Look over the lines below. Report each one that includes the string "this".
● ● ● ● ● ● ●
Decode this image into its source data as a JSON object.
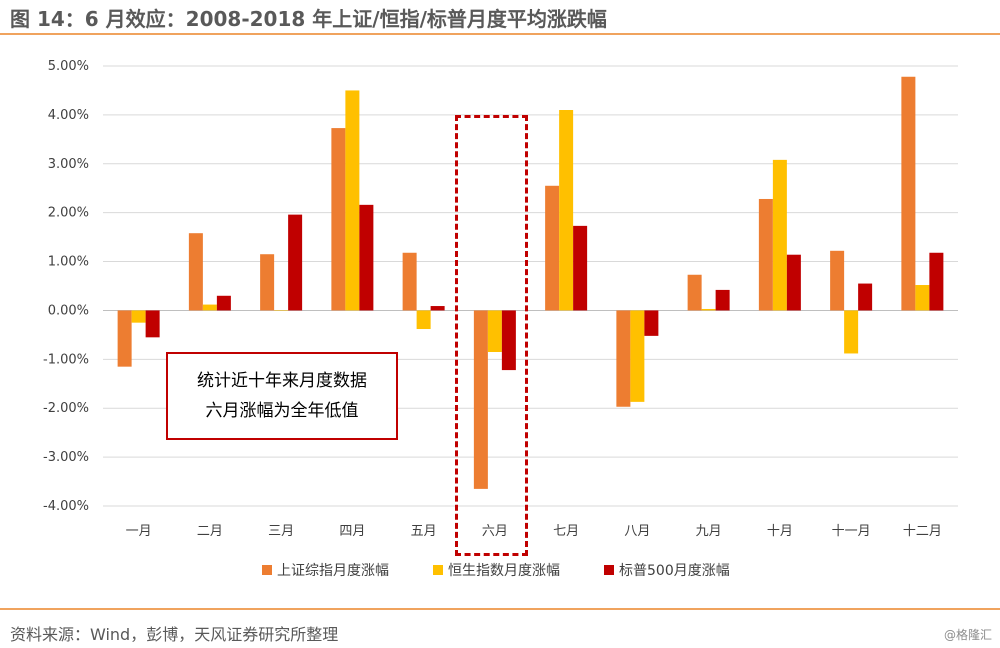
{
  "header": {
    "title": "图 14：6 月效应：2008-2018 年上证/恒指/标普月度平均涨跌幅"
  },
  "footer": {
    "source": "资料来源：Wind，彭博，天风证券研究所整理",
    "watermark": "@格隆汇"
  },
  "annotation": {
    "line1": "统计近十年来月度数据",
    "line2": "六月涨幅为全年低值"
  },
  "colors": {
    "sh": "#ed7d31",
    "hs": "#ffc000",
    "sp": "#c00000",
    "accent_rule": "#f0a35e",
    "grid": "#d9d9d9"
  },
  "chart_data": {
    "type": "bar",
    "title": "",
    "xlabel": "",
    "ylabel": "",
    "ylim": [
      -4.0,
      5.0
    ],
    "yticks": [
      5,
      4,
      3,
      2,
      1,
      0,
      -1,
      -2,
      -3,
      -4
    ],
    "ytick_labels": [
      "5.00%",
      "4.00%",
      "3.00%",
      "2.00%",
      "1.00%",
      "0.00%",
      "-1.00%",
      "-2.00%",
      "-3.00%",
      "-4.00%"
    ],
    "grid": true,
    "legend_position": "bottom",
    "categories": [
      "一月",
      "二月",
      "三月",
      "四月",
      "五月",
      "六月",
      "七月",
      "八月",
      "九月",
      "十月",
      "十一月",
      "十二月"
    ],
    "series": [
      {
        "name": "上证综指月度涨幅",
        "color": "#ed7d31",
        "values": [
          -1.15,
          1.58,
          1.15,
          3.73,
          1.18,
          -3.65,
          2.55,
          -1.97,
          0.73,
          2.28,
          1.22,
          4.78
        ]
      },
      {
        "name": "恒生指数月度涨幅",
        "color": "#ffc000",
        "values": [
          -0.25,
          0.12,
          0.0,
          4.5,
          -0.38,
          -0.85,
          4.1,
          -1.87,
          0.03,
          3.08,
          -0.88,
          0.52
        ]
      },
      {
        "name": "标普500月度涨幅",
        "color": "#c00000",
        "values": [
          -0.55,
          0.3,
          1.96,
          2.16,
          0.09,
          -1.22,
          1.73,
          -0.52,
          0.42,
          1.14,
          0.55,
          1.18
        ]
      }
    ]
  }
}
● ● ● ● ● ● ●
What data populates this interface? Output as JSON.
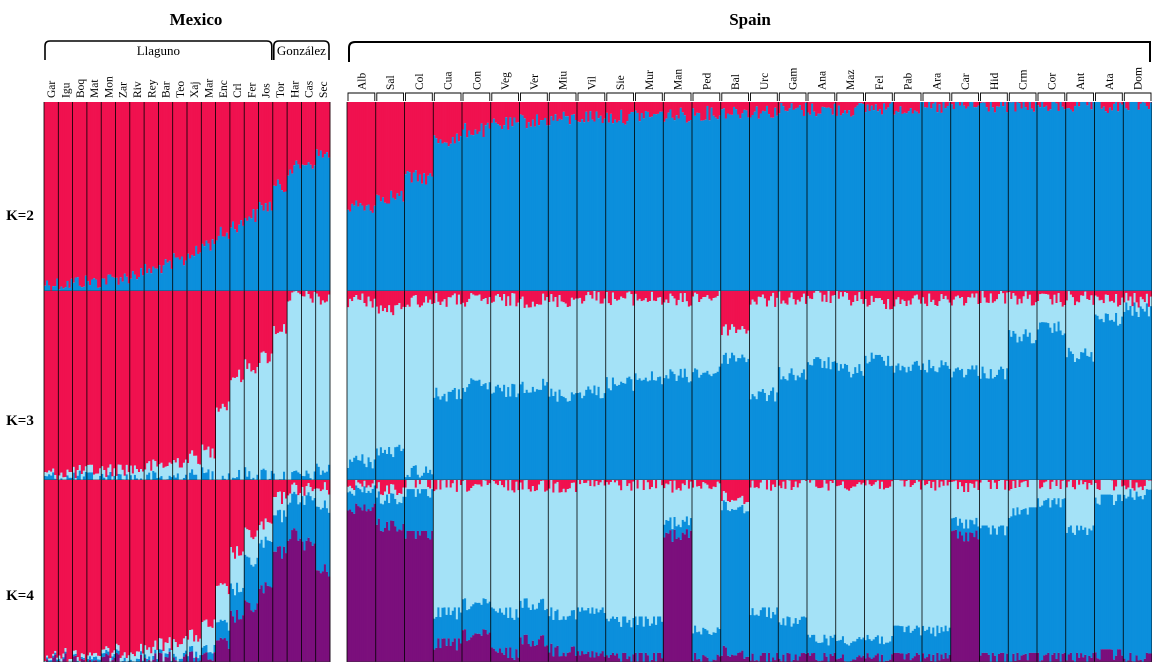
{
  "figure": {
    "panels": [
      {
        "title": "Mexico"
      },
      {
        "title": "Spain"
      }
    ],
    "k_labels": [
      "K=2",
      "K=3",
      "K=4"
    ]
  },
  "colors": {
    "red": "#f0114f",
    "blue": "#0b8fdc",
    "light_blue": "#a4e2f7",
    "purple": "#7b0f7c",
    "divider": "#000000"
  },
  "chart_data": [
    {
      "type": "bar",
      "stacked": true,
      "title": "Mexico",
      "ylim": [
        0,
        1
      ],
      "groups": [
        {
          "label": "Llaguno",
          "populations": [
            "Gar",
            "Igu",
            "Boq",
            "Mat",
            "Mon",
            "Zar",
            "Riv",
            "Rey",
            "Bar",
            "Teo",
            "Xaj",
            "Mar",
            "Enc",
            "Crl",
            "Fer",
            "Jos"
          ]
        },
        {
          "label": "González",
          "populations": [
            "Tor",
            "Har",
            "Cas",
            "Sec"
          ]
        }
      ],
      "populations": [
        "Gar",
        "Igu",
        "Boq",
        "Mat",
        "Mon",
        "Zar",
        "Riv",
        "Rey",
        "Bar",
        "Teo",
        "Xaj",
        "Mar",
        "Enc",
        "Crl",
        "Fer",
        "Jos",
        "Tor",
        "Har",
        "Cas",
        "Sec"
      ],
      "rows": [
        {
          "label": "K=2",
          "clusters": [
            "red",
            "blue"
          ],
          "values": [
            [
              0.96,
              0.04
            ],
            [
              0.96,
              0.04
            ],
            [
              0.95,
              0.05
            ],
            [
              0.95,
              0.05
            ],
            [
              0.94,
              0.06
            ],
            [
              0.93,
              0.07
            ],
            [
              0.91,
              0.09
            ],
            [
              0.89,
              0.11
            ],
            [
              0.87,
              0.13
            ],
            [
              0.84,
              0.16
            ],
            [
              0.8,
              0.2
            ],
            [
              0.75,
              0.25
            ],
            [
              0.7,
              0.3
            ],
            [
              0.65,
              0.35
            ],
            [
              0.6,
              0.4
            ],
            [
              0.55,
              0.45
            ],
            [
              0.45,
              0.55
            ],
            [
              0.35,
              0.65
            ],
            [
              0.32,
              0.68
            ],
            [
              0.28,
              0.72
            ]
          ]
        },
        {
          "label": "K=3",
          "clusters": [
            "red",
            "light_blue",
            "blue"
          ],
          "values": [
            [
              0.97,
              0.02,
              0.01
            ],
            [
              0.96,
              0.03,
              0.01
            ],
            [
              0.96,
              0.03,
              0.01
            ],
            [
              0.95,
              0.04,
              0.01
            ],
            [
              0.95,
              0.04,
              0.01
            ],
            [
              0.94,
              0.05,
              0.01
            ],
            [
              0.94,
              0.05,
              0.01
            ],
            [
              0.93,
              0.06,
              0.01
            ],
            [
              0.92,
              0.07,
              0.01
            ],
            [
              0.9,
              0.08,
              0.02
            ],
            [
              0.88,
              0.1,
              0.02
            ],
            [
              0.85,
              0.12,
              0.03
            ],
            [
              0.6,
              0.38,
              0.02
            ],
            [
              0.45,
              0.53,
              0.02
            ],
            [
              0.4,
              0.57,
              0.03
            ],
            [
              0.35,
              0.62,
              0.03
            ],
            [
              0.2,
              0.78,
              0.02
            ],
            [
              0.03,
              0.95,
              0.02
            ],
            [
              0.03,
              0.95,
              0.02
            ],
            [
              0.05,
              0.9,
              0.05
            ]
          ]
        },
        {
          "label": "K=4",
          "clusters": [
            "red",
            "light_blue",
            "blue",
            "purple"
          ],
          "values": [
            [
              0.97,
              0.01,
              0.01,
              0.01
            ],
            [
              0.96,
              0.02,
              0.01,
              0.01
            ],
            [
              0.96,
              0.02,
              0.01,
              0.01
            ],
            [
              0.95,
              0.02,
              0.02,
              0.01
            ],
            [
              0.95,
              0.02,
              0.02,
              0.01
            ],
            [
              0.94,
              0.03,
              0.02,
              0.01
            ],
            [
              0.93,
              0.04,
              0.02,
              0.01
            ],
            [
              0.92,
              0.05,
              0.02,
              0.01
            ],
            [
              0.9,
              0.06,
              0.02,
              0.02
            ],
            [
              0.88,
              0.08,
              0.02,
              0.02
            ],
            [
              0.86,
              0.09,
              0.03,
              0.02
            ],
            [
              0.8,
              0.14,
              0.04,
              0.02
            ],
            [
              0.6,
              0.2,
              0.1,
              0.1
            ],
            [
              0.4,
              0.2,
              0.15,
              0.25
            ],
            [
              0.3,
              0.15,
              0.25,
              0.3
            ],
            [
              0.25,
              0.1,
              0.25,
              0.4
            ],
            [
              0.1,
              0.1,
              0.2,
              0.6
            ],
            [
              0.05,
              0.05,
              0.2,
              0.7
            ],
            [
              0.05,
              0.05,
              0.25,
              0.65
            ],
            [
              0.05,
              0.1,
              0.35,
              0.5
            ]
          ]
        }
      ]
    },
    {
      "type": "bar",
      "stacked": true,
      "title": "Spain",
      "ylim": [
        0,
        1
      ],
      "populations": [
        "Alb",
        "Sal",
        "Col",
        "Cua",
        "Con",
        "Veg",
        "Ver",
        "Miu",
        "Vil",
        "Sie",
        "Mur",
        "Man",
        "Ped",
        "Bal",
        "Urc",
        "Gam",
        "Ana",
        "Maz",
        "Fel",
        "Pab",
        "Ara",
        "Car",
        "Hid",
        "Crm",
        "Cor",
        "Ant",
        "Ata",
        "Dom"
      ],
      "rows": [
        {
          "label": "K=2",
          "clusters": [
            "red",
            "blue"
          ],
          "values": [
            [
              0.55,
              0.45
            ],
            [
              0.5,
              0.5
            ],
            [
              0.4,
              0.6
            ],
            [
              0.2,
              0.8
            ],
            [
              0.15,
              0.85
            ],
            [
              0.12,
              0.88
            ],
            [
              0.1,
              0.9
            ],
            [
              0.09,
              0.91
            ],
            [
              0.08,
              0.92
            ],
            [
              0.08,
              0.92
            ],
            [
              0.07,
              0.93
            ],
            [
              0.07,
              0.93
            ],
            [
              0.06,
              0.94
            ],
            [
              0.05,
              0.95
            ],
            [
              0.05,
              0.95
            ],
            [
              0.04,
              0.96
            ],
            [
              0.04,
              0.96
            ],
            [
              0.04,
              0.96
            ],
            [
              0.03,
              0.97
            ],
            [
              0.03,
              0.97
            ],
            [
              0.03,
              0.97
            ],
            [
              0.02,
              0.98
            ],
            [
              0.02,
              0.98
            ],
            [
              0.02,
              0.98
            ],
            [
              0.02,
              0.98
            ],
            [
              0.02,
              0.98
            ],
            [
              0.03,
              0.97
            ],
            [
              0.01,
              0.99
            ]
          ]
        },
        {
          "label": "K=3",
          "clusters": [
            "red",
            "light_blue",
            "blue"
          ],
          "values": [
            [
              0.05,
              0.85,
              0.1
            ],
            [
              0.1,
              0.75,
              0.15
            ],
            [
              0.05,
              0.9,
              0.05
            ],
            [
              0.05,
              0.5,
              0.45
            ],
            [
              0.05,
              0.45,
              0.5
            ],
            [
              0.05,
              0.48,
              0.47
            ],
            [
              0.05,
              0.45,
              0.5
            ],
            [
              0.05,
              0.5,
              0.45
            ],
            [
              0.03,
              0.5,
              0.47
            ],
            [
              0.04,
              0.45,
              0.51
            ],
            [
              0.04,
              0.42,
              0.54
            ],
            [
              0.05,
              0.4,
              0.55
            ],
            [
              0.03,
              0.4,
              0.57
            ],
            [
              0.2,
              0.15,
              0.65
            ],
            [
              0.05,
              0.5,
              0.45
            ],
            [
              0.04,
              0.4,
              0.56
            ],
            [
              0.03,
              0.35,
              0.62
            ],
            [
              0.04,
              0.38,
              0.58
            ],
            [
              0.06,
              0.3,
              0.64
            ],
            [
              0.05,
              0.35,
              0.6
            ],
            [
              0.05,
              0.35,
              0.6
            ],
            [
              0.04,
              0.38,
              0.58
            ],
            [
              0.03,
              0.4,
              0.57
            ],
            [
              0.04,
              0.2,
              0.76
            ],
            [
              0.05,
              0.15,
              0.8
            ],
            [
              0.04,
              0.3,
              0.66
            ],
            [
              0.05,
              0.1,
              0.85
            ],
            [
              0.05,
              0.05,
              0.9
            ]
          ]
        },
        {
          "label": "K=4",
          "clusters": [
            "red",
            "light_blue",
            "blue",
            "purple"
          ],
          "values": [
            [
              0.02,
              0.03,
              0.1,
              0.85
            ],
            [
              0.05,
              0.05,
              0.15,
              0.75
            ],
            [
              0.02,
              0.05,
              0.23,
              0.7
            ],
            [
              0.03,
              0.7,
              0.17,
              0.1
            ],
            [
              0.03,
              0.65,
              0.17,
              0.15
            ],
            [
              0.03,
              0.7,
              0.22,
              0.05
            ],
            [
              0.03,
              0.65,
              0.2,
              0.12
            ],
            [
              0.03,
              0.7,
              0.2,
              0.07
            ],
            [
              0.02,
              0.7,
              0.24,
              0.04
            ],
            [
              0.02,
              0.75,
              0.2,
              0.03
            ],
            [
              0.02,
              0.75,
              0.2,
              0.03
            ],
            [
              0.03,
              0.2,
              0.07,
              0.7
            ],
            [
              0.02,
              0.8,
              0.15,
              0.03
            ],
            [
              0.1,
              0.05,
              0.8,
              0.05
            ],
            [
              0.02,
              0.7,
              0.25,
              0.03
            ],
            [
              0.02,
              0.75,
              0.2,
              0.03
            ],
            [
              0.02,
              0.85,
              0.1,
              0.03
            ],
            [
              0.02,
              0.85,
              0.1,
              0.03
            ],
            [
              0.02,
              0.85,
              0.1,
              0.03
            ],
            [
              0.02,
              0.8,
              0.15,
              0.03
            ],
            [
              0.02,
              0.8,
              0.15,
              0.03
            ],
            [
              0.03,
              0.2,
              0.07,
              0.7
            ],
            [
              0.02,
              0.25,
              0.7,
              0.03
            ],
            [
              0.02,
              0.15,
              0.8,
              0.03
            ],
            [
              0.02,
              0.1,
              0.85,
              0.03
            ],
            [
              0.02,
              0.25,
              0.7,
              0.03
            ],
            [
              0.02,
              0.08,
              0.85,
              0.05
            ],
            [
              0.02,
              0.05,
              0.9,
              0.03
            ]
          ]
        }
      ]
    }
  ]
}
● ● ● ● ● ● ●
-- The result --
Decode this image into its source data as a JSON object.
What data populates this interface? Output as JSON.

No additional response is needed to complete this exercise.